begin Dataset

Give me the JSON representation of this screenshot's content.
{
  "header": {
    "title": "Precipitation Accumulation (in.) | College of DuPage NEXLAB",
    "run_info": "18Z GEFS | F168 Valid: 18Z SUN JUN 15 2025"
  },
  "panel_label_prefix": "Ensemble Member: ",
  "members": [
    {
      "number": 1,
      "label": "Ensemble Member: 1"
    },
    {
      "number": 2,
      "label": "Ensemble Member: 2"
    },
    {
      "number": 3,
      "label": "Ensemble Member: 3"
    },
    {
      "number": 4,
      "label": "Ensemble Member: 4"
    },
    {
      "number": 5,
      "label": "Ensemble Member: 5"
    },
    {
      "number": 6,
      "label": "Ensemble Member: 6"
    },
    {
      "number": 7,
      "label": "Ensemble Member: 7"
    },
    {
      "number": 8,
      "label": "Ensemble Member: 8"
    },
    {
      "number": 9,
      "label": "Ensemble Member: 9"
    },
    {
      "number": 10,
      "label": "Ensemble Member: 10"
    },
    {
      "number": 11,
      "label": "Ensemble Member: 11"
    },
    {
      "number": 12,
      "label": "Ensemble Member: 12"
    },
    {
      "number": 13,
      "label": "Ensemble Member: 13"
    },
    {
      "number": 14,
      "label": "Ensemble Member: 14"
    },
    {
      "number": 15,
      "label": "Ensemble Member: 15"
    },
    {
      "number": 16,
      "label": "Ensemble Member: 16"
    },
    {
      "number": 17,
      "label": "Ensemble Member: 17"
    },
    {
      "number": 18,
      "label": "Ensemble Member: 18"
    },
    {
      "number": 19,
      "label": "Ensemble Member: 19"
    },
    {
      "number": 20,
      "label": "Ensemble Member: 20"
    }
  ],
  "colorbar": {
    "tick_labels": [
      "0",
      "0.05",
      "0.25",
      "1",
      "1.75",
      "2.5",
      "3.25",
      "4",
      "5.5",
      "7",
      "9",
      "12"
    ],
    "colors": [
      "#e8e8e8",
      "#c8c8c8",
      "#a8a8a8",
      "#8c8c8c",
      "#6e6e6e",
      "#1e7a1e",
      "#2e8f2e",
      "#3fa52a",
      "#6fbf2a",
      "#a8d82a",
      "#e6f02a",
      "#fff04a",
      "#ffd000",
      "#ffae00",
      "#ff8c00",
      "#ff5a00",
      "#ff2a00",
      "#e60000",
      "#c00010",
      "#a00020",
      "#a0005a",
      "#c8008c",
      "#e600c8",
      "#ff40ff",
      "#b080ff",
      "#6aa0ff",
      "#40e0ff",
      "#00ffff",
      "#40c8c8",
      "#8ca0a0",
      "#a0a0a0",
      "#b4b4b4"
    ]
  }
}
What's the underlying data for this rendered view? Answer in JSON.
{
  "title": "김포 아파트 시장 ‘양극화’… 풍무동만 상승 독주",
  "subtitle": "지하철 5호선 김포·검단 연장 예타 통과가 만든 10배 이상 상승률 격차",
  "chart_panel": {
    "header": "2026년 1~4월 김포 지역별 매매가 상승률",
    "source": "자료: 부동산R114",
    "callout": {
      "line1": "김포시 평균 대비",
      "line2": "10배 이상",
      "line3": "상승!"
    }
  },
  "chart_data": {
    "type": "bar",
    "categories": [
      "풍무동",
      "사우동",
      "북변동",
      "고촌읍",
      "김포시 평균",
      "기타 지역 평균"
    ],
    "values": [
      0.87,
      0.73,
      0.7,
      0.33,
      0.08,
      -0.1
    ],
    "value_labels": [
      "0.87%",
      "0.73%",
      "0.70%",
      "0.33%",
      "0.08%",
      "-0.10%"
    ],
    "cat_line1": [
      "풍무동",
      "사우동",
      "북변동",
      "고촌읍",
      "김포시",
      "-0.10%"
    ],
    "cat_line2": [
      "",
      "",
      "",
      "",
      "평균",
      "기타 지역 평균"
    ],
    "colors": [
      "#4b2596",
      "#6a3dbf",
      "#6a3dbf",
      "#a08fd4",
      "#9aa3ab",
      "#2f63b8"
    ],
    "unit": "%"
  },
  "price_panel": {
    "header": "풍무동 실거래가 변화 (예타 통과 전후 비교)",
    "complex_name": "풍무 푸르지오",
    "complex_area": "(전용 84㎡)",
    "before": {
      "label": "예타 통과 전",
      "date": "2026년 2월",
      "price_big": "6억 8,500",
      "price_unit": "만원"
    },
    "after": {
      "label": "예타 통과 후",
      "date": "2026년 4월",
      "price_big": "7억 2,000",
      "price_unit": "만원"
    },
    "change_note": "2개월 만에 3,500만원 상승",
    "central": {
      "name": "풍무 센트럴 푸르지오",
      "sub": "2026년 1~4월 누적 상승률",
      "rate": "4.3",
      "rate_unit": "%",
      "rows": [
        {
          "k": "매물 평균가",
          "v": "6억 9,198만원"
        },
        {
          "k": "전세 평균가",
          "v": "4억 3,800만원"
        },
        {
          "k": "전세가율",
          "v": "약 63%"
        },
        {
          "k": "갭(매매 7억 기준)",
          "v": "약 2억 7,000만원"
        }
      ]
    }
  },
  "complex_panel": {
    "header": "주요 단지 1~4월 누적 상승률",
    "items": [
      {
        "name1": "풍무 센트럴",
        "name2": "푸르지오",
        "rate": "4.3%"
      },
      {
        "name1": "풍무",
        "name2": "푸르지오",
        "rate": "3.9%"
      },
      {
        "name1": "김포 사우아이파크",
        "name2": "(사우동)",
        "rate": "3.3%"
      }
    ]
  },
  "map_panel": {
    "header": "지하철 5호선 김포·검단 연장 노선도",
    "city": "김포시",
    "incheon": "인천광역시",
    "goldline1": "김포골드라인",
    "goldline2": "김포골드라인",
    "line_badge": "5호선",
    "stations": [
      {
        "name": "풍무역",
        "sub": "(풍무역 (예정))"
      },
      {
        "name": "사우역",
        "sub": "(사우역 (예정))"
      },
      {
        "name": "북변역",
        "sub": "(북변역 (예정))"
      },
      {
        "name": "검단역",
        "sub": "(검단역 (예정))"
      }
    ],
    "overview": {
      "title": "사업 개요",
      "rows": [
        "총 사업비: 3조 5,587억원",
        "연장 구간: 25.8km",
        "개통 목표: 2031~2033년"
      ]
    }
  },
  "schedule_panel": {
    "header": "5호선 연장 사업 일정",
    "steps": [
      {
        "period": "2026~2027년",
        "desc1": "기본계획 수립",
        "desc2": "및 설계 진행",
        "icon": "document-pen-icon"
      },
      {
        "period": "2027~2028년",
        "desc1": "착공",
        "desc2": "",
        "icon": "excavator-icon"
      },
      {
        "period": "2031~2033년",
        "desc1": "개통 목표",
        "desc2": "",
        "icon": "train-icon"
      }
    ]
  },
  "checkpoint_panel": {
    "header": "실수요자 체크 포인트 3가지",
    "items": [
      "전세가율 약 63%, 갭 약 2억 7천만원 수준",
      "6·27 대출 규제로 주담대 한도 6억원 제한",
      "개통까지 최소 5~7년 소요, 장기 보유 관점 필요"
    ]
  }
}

end Dataset

- _Exercise brief_: Write all of the records out again exactly.

- _Reply to the task_:
Give me the JSON representation of this screenshot's content.
{
  "header": {
    "title": "Precipitation Accumulation (in.) | College of DuPage NEXLAB",
    "run_info": "18Z GEFS | F168 Valid: 18Z SUN JUN 15 2025"
  },
  "panel_label_prefix": "Ensemble Member: ",
  "members": [
    {
      "number": 1,
      "label": "Ensemble Member: 1"
    },
    {
      "number": 2,
      "label": "Ensemble Member: 2"
    },
    {
      "number": 3,
      "label": "Ensemble Member: 3"
    },
    {
      "number": 4,
      "label": "Ensemble Member: 4"
    },
    {
      "number": 5,
      "label": "Ensemble Member: 5"
    },
    {
      "number": 6,
      "label": "Ensemble Member: 6"
    },
    {
      "number": 7,
      "label": "Ensemble Member: 7"
    },
    {
      "number": 8,
      "label": "Ensemble Member: 8"
    },
    {
      "number": 9,
      "label": "Ensemble Member: 9"
    },
    {
      "number": 10,
      "label": "Ensemble Member: 10"
    },
    {
      "number": 11,
      "label": "Ensemble Member: 11"
    },
    {
      "number": 12,
      "label": "Ensemble Member: 12"
    },
    {
      "number": 13,
      "label": "Ensemble Member: 13"
    },
    {
      "number": 14,
      "label": "Ensemble Member: 14"
    },
    {
      "number": 15,
      "label": "Ensemble Member: 15"
    },
    {
      "number": 16,
      "label": "Ensemble Member: 16"
    },
    {
      "number": 17,
      "label": "Ensemble Member: 17"
    },
    {
      "number": 18,
      "label": "Ensemble Member: 18"
    },
    {
      "number": 19,
      "label": "Ensemble Member: 19"
    },
    {
      "number": 20,
      "label": "Ensemble Member: 20"
    }
  ],
  "colorbar": {
    "tick_labels": [
      "0",
      "0.05",
      "0.25",
      "1",
      "1.75",
      "2.5",
      "3.25",
      "4",
      "5.5",
      "7",
      "9",
      "12"
    ],
    "colors": [
      "#e8e8e8",
      "#c8c8c8",
      "#a8a8a8",
      "#8c8c8c",
      "#6e6e6e",
      "#1e7a1e",
      "#2e8f2e",
      "#3fa52a",
      "#6fbf2a",
      "#a8d82a",
      "#e6f02a",
      "#fff04a",
      "#ffd000",
      "#ffae00",
      "#ff8c00",
      "#ff5a00",
      "#ff2a00",
      "#e60000",
      "#c00010",
      "#a00020",
      "#a0005a",
      "#c8008c",
      "#e600c8",
      "#ff40ff",
      "#b080ff",
      "#6aa0ff",
      "#40e0ff",
      "#00ffff",
      "#40c8c8",
      "#8ca0a0",
      "#a0a0a0",
      "#b4b4b4"
    ]
  }
}
What's the underlying data for this rendered view? Answer in JSON.
{
  "title": "김포 아파트 시장 ‘양극화’… 풍무동만 상승 독주",
  "subtitle": "지하철 5호선 김포·검단 연장 예타 통과가 만든 10배 이상 상승률 격차",
  "chart_panel": {
    "header": "2026년 1~4월 김포 지역별 매매가 상승률",
    "source": "자료: 부동산R114",
    "callout": {
      "line1": "김포시 평균 대비",
      "line2": "10배 이상",
      "line3": "상승!"
    }
  },
  "chart_data": {
    "type": "bar",
    "categories": [
      "풍무동",
      "사우동",
      "북변동",
      "고촌읍",
      "김포시 평균",
      "기타 지역 평균"
    ],
    "values": [
      0.87,
      0.73,
      0.7,
      0.33,
      0.08,
      -0.1
    ],
    "value_labels": [
      "0.87%",
      "0.73%",
      "0.70%",
      "0.33%",
      "0.08%",
      "-0.10%"
    ],
    "cat_line1": [
      "풍무동",
      "사우동",
      "북변동",
      "고촌읍",
      "김포시",
      "-0.10%"
    ],
    "cat_line2": [
      "",
      "",
      "",
      "",
      "평균",
      "기타 지역 평균"
    ],
    "colors": [
      "#4b2596",
      "#6a3dbf",
      "#6a3dbf",
      "#a08fd4",
      "#9aa3ab",
      "#2f63b8"
    ],
    "unit": "%"
  },
  "price_panel": {
    "header": "풍무동 실거래가 변화 (예타 통과 전후 비교)",
    "complex_name": "풍무 푸르지오",
    "complex_area": "(전용 84㎡)",
    "before": {
      "label": "예타 통과 전",
      "date": "2026년 2월",
      "price_big": "6억 8,500",
      "price_unit": "만원"
    },
    "after": {
      "label": "예타 통과 후",
      "date": "2026년 4월",
      "price_big": "7억 2,000",
      "price_unit": "만원"
    },
    "change_note": "2개월 만에 3,500만원 상승",
    "central": {
      "name": "풍무 센트럴 푸르지오",
      "sub": "2026년 1~4월 누적 상승률",
      "rate": "4.3",
      "rate_unit": "%",
      "rows": [
        {
          "k": "매물 평균가",
          "v": "6억 9,198만원"
        },
        {
          "k": "전세 평균가",
          "v": "4억 3,800만원"
        },
        {
          "k": "전세가율",
          "v": "약 63%"
        },
        {
          "k": "갭(매매 7억 기준)",
          "v": "약 2억 7,000만원"
        }
      ]
    }
  },
  "complex_panel": {
    "header": "주요 단지 1~4월 누적 상승률",
    "items": [
      {
        "name1": "풍무 센트럴",
        "name2": "푸르지오",
        "rate": "4.3%"
      },
      {
        "name1": "풍무",
        "name2": "푸르지오",
        "rate": "3.9%"
      },
      {
        "name1": "김포 사우아이파크",
        "name2": "(사우동)",
        "rate": "3.3%"
      }
    ]
  },
  "map_panel": {
    "header": "지하철 5호선 김포·검단 연장 노선도",
    "city": "김포시",
    "incheon": "인천광역시",
    "goldline1": "김포골드라인",
    "goldline2": "김포골드라인",
    "line_badge": "5호선",
    "stations": [
      {
        "name": "풍무역",
        "sub": "(풍무역 (예정))"
      },
      {
        "name": "사우역",
        "sub": "(사우역 (예정))"
      },
      {
        "name": "북변역",
        "sub": "(북변역 (예정))"
      },
      {
        "name": "검단역",
        "sub": "(검단역 (예정))"
      }
    ],
    "overview": {
      "title": "사업 개요",
      "rows": [
        "총 사업비: 3조 5,587억원",
        "연장 구간: 25.8km",
        "개통 목표: 2031~2033년"
      ]
    }
  },
  "schedule_panel": {
    "header": "5호선 연장 사업 일정",
    "steps": [
      {
        "period": "2026~2027년",
        "desc1": "기본계획 수립",
        "desc2": "및 설계 진행",
        "icon": "document-pen-icon"
      },
      {
        "period": "2027~2028년",
        "desc1": "착공",
        "desc2": "",
        "icon": "excavator-icon"
      },
      {
        "period": "2031~2033년",
        "desc1": "개통 목표",
        "desc2": "",
        "icon": "train-icon"
      }
    ]
  },
  "checkpoint_panel": {
    "header": "실수요자 체크 포인트 3가지",
    "items": [
      "전세가율 약 63%, 갭 약 2억 7천만원 수준",
      "6·27 대출 규제로 주담대 한도 6억원 제한",
      "개통까지 최소 5~7년 소요, 장기 보유 관점 필요"
    ]
  }
}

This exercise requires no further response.